*Request*
Gather up the lines with the word "chevron" in them.

------ Given entries

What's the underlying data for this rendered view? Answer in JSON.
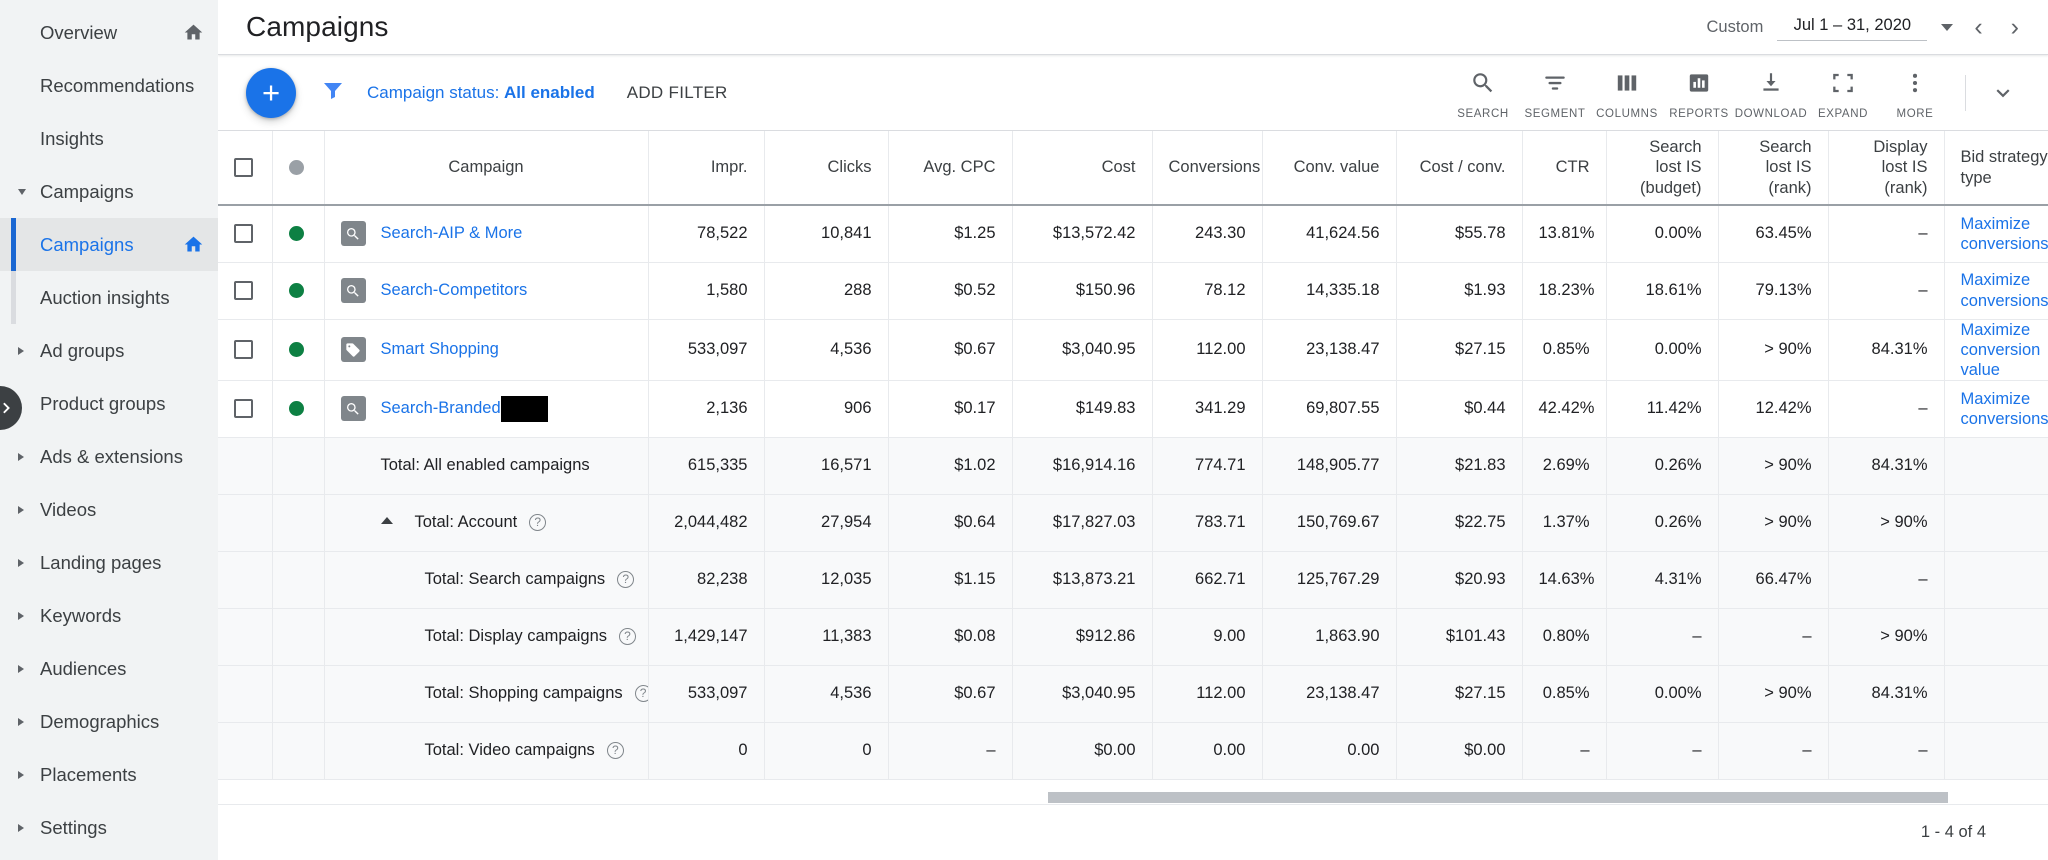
{
  "sidebar": {
    "items": [
      {
        "label": "Overview",
        "icon": "home-icon",
        "caret": "none",
        "state": "normal"
      },
      {
        "label": "Recommendations",
        "icon": "",
        "caret": "none",
        "state": "normal"
      },
      {
        "label": "Insights",
        "icon": "",
        "caret": "none",
        "state": "normal"
      },
      {
        "label": "Campaigns",
        "icon": "",
        "caret": "expanded",
        "state": "group"
      },
      {
        "label": "Campaigns",
        "icon": "home-icon",
        "caret": "none",
        "state": "active"
      },
      {
        "label": "Auction insights",
        "icon": "",
        "caret": "none",
        "state": "child"
      },
      {
        "label": "Ad groups",
        "icon": "",
        "caret": "collapsed",
        "state": "normal"
      },
      {
        "label": "Product groups",
        "icon": "",
        "caret": "none",
        "state": "normal"
      },
      {
        "label": "Ads & extensions",
        "icon": "",
        "caret": "collapsed",
        "state": "normal"
      },
      {
        "label": "Videos",
        "icon": "",
        "caret": "collapsed",
        "state": "normal"
      },
      {
        "label": "Landing pages",
        "icon": "",
        "caret": "collapsed",
        "state": "normal"
      },
      {
        "label": "Keywords",
        "icon": "",
        "caret": "collapsed",
        "state": "normal"
      },
      {
        "label": "Audiences",
        "icon": "",
        "caret": "collapsed",
        "state": "normal"
      },
      {
        "label": "Demographics",
        "icon": "",
        "caret": "collapsed",
        "state": "normal"
      },
      {
        "label": "Placements",
        "icon": "",
        "caret": "collapsed",
        "state": "normal"
      },
      {
        "label": "Settings",
        "icon": "",
        "caret": "collapsed",
        "state": "normal"
      }
    ],
    "collapse_icon": "chevron-right-icon"
  },
  "header": {
    "title": "Campaigns",
    "date_range": {
      "mode_label": "Custom",
      "value": "Jul 1 – 31, 2020",
      "dropdown_icon": "chevron-down-icon",
      "prev_icon": "chevron-left-icon",
      "next_icon": "chevron-right-icon"
    }
  },
  "toolbar": {
    "add_button": "+",
    "filter_icon": "funnel-icon",
    "filter_chip_prefix": "Campaign status: ",
    "filter_chip_value": "All enabled",
    "add_filter_label": "ADD FILTER",
    "tools": [
      {
        "label": "SEARCH",
        "icon": "search-icon"
      },
      {
        "label": "SEGMENT",
        "icon": "segment-icon"
      },
      {
        "label": "COLUMNS",
        "icon": "columns-icon"
      },
      {
        "label": "REPORTS",
        "icon": "reports-icon"
      },
      {
        "label": "DOWNLOAD",
        "icon": "download-icon"
      },
      {
        "label": "EXPAND",
        "icon": "expand-icon"
      },
      {
        "label": "MORE",
        "icon": "more-vert-icon"
      }
    ],
    "collapse_panel_icon": "chevron-down-icon"
  },
  "table": {
    "columns": [
      {
        "key": "campaign",
        "label": "Campaign",
        "align": "left"
      },
      {
        "key": "impr",
        "label": "Impr.",
        "align": "right"
      },
      {
        "key": "clicks",
        "label": "Clicks",
        "align": "right"
      },
      {
        "key": "avg_cpc",
        "label": "Avg. CPC",
        "align": "right"
      },
      {
        "key": "cost",
        "label": "Cost",
        "align": "right"
      },
      {
        "key": "conversions",
        "label": "Conversions",
        "align": "right"
      },
      {
        "key": "conv_value",
        "label": "Conv. value",
        "align": "right"
      },
      {
        "key": "cost_conv",
        "label": "Cost / conv.",
        "align": "right"
      },
      {
        "key": "ctr",
        "label": "CTR",
        "align": "right"
      },
      {
        "key": "lost_budget",
        "label": "Search lost IS (budget)",
        "align": "right"
      },
      {
        "key": "lost_rank",
        "label": "Search lost IS (rank)",
        "align": "right"
      },
      {
        "key": "disp_rank",
        "label": "Display lost IS (rank)",
        "align": "right"
      },
      {
        "key": "bid_type",
        "label": "Bid strategy type",
        "align": "left"
      }
    ],
    "header_status_dot": "status-dot-grey",
    "rows": [
      {
        "kind": "campaign",
        "status": "enabled",
        "type_icon": "search-campaign-icon",
        "name": "Search-AIP & More",
        "redacted": false,
        "impr": "78,522",
        "clicks": "10,841",
        "avg_cpc": "$1.25",
        "cost": "$13,572.42",
        "conversions": "243.30",
        "conv_value": "41,624.56",
        "cost_conv": "$55.78",
        "ctr": "13.81%",
        "lost_budget": "0.00%",
        "lost_rank": "63.45%",
        "disp_rank": "–",
        "bid_type": "Maximize conversions"
      },
      {
        "kind": "campaign",
        "status": "enabled",
        "type_icon": "search-campaign-icon",
        "name": "Search-Competitors",
        "redacted": false,
        "impr": "1,580",
        "clicks": "288",
        "avg_cpc": "$0.52",
        "cost": "$150.96",
        "conversions": "78.12",
        "conv_value": "14,335.18",
        "cost_conv": "$1.93",
        "ctr": "18.23%",
        "lost_budget": "18.61%",
        "lost_rank": "79.13%",
        "disp_rank": "–",
        "bid_type": "Maximize conversions"
      },
      {
        "kind": "campaign",
        "status": "enabled",
        "type_icon": "shopping-campaign-icon",
        "name": "Smart Shopping",
        "redacted": false,
        "impr": "533,097",
        "clicks": "4,536",
        "avg_cpc": "$0.67",
        "cost": "$3,040.95",
        "conversions": "112.00",
        "conv_value": "23,138.47",
        "cost_conv": "$27.15",
        "ctr": "0.85%",
        "lost_budget": "0.00%",
        "lost_rank": "> 90%",
        "disp_rank": "84.31%",
        "bid_type": "Maximize conversion value"
      },
      {
        "kind": "campaign",
        "status": "enabled",
        "type_icon": "search-campaign-icon",
        "name": "Search-Branded",
        "redacted": true,
        "impr": "2,136",
        "clicks": "906",
        "avg_cpc": "$0.17",
        "cost": "$149.83",
        "conversions": "341.29",
        "conv_value": "69,807.55",
        "cost_conv": "$0.44",
        "ctr": "42.42%",
        "lost_budget": "11.42%",
        "lost_rank": "12.42%",
        "disp_rank": "–",
        "bid_type": "Maximize conversions"
      },
      {
        "kind": "total",
        "indent": 1,
        "collapse": false,
        "help": false,
        "name": "Total: All enabled campaigns",
        "impr": "615,335",
        "clicks": "16,571",
        "avg_cpc": "$1.02",
        "cost": "$16,914.16",
        "conversions": "774.71",
        "conv_value": "148,905.77",
        "cost_conv": "$21.83",
        "ctr": "2.69%",
        "lost_budget": "0.26%",
        "lost_rank": "> 90%",
        "disp_rank": "84.31%",
        "bid_type": ""
      },
      {
        "kind": "total",
        "indent": 1,
        "collapse": true,
        "help": true,
        "name": "Total: Account",
        "impr": "2,044,482",
        "clicks": "27,954",
        "avg_cpc": "$0.64",
        "cost": "$17,827.03",
        "conversions": "783.71",
        "conv_value": "150,769.67",
        "cost_conv": "$22.75",
        "ctr": "1.37%",
        "lost_budget": "0.26%",
        "lost_rank": "> 90%",
        "disp_rank": "> 90%",
        "bid_type": ""
      },
      {
        "kind": "total",
        "indent": 2,
        "collapse": false,
        "help": true,
        "name": "Total: Search campaigns",
        "impr": "82,238",
        "clicks": "12,035",
        "avg_cpc": "$1.15",
        "cost": "$13,873.21",
        "conversions": "662.71",
        "conv_value": "125,767.29",
        "cost_conv": "$20.93",
        "ctr": "14.63%",
        "lost_budget": "4.31%",
        "lost_rank": "66.47%",
        "disp_rank": "–",
        "bid_type": ""
      },
      {
        "kind": "total",
        "indent": 2,
        "collapse": false,
        "help": true,
        "name": "Total: Display campaigns",
        "impr": "1,429,147",
        "clicks": "11,383",
        "avg_cpc": "$0.08",
        "cost": "$912.86",
        "conversions": "9.00",
        "conv_value": "1,863.90",
        "cost_conv": "$101.43",
        "ctr": "0.80%",
        "lost_budget": "–",
        "lost_rank": "–",
        "disp_rank": "> 90%",
        "bid_type": ""
      },
      {
        "kind": "total",
        "indent": 2,
        "collapse": false,
        "help": true,
        "name": "Total: Shopping campaigns",
        "impr": "533,097",
        "clicks": "4,536",
        "avg_cpc": "$0.67",
        "cost": "$3,040.95",
        "conversions": "112.00",
        "conv_value": "23,138.47",
        "cost_conv": "$27.15",
        "ctr": "0.85%",
        "lost_budget": "0.00%",
        "lost_rank": "> 90%",
        "disp_rank": "84.31%",
        "bid_type": ""
      },
      {
        "kind": "total",
        "indent": 2,
        "collapse": false,
        "help": true,
        "name": "Total: Video campaigns",
        "impr": "0",
        "clicks": "0",
        "avg_cpc": "–",
        "cost": "$0.00",
        "conversions": "0.00",
        "conv_value": "0.00",
        "cost_conv": "$0.00",
        "ctr": "–",
        "lost_budget": "–",
        "lost_rank": "–",
        "disp_rank": "–",
        "bid_type": ""
      }
    ]
  },
  "footer": {
    "pagination": "1 - 4 of 4"
  },
  "colors": {
    "accent": "#1a73e8",
    "status_enabled": "#0d8043",
    "sidebar_bg": "#f1f3f4",
    "total_row_bg": "#f8f9fa"
  }
}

------------

*Final result*
    "collapse_icon": "chevron-right-icon"
      "dropdown_icon": "chevron-down-icon",
      "prev_icon": "chevron-left-icon",
      "next_icon": "chevron-right-icon"
    "collapse_panel_icon": "chevron-down-icon"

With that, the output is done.